» **Provided information**
____________________
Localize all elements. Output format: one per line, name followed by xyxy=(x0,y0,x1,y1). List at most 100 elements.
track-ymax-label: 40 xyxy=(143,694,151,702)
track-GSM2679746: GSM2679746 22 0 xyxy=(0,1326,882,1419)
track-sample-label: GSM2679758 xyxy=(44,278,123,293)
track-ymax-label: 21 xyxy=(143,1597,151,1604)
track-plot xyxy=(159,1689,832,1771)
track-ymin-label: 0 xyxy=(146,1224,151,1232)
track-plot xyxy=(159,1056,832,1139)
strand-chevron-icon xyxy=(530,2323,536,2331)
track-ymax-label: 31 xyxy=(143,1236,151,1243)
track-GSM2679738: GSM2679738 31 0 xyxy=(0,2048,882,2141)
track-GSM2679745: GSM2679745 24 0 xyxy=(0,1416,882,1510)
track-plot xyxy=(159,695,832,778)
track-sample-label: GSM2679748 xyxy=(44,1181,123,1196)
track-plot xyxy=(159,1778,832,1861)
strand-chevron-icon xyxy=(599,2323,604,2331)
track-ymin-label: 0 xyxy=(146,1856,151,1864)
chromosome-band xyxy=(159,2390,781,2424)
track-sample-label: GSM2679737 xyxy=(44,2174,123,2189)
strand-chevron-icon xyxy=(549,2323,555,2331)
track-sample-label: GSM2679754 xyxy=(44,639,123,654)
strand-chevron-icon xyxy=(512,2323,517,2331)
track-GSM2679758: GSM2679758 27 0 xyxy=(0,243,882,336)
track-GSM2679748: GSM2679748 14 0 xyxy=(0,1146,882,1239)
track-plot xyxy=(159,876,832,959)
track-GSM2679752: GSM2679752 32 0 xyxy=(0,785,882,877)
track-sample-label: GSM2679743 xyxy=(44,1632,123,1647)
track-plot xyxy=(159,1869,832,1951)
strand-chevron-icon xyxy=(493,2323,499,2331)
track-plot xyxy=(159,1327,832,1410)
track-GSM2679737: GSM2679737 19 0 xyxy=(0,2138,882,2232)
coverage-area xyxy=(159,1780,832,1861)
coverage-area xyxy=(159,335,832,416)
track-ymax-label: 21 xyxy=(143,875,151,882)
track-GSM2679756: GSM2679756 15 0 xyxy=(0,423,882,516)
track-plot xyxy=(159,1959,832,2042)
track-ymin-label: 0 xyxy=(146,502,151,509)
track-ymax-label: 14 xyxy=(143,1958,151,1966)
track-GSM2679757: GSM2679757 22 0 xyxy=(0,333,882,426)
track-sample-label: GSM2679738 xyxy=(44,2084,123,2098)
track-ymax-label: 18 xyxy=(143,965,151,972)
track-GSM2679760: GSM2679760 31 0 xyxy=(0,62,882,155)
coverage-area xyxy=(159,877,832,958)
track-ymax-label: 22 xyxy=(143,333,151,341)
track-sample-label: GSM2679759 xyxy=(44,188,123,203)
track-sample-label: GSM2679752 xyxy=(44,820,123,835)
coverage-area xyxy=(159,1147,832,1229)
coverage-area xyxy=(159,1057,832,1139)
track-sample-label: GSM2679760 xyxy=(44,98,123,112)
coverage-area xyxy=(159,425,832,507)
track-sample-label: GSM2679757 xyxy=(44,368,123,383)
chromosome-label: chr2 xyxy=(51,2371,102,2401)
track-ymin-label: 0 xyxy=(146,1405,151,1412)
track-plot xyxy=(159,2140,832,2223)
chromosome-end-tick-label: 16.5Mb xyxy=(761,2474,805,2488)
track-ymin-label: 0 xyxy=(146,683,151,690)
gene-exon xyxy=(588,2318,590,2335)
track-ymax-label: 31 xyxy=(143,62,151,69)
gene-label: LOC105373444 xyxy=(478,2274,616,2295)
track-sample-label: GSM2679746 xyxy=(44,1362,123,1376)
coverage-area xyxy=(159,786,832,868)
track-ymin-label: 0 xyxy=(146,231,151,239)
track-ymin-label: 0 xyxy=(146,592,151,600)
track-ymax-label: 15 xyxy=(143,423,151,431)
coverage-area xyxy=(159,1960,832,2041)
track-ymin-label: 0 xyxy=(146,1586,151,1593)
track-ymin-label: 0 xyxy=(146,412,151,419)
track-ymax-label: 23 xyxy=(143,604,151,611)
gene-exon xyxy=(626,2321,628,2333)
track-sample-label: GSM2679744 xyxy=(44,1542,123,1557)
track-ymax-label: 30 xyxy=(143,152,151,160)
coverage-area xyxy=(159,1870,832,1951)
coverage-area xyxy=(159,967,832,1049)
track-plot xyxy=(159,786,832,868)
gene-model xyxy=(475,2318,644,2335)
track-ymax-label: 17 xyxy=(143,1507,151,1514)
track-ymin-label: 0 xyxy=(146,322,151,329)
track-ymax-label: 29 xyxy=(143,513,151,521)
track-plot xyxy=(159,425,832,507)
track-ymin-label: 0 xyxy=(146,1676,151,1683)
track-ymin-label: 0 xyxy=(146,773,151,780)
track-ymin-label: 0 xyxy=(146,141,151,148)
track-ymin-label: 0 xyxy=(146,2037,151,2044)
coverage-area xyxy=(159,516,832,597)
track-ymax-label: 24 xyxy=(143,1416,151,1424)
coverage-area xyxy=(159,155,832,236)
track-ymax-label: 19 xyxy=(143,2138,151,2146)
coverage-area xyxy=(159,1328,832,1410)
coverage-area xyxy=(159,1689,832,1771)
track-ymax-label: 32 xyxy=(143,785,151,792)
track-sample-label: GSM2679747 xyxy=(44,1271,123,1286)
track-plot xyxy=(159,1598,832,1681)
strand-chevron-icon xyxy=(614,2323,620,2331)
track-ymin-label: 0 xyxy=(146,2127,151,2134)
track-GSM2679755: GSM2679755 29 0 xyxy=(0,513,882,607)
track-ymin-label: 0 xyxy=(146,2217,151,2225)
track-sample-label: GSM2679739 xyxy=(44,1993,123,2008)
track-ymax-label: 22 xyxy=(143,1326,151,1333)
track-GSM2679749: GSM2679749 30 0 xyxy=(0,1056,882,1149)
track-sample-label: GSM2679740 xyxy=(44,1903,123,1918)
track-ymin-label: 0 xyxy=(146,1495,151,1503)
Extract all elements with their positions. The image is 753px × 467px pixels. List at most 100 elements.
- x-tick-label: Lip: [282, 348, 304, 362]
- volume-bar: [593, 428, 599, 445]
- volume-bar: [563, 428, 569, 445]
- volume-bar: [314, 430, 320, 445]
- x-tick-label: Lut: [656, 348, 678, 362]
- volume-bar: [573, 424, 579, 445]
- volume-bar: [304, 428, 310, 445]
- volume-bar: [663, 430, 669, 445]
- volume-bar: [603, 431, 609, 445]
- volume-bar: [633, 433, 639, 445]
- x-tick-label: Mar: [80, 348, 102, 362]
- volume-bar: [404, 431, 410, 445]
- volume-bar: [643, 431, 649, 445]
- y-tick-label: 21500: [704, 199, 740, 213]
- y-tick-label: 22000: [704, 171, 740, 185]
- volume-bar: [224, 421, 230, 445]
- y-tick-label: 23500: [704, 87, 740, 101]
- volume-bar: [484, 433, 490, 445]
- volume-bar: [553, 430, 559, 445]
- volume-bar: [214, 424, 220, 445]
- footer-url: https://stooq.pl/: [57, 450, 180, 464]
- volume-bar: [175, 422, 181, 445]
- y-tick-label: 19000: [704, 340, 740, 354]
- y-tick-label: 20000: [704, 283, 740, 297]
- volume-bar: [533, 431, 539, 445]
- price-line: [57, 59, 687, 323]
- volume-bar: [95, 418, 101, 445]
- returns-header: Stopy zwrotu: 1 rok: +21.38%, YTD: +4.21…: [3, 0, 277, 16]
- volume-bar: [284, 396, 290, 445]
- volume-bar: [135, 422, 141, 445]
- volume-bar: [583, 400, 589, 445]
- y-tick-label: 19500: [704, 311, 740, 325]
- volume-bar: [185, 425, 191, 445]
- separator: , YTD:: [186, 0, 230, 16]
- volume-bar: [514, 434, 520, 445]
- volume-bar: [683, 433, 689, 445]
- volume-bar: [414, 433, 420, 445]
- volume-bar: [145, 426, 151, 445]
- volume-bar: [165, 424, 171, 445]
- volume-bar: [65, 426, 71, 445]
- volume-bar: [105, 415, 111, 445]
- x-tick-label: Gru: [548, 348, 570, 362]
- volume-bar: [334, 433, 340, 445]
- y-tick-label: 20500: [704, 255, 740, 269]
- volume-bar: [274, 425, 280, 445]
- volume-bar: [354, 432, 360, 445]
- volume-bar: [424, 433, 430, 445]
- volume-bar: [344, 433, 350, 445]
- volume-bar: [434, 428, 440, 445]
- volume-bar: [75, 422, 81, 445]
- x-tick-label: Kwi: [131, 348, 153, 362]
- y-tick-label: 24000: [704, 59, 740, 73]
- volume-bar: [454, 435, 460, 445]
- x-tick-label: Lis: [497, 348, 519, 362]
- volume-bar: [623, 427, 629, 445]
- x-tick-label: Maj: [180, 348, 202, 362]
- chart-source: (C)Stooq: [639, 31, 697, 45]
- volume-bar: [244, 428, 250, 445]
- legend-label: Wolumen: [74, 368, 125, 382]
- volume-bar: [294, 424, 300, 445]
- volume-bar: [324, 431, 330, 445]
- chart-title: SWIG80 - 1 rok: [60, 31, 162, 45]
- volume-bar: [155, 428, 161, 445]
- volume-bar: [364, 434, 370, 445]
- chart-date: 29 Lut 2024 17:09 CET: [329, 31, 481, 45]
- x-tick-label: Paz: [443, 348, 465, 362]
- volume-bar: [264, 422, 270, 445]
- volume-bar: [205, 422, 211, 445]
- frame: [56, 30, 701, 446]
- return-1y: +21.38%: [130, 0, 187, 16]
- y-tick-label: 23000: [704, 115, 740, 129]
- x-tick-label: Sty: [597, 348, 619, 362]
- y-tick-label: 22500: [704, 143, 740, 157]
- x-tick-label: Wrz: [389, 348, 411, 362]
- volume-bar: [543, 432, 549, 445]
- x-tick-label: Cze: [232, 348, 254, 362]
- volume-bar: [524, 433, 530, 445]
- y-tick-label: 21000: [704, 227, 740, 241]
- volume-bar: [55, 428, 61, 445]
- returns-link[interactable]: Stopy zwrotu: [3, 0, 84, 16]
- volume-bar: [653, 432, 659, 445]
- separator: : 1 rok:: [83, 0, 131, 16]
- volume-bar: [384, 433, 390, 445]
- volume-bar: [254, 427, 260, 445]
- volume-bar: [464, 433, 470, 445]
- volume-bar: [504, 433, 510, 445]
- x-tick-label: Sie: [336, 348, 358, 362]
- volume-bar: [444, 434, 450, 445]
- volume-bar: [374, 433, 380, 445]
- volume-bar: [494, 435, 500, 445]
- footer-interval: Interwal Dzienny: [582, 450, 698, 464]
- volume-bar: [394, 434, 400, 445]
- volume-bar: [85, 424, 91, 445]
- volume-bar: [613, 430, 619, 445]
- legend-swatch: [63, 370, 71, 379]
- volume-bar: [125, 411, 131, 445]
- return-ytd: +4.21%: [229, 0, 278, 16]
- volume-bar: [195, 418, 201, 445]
____________________
» **Stated task**
Pull out every line in the data above that contains the string "zwrotu".

» **Output for this task**
- returns-header: Stopy zwrotu: 1 rok: +21.38%, YTD: +4.21…: [3, 0, 277, 16]
- returns-link[interactable]: Stopy zwrotu: [3, 0, 84, 16]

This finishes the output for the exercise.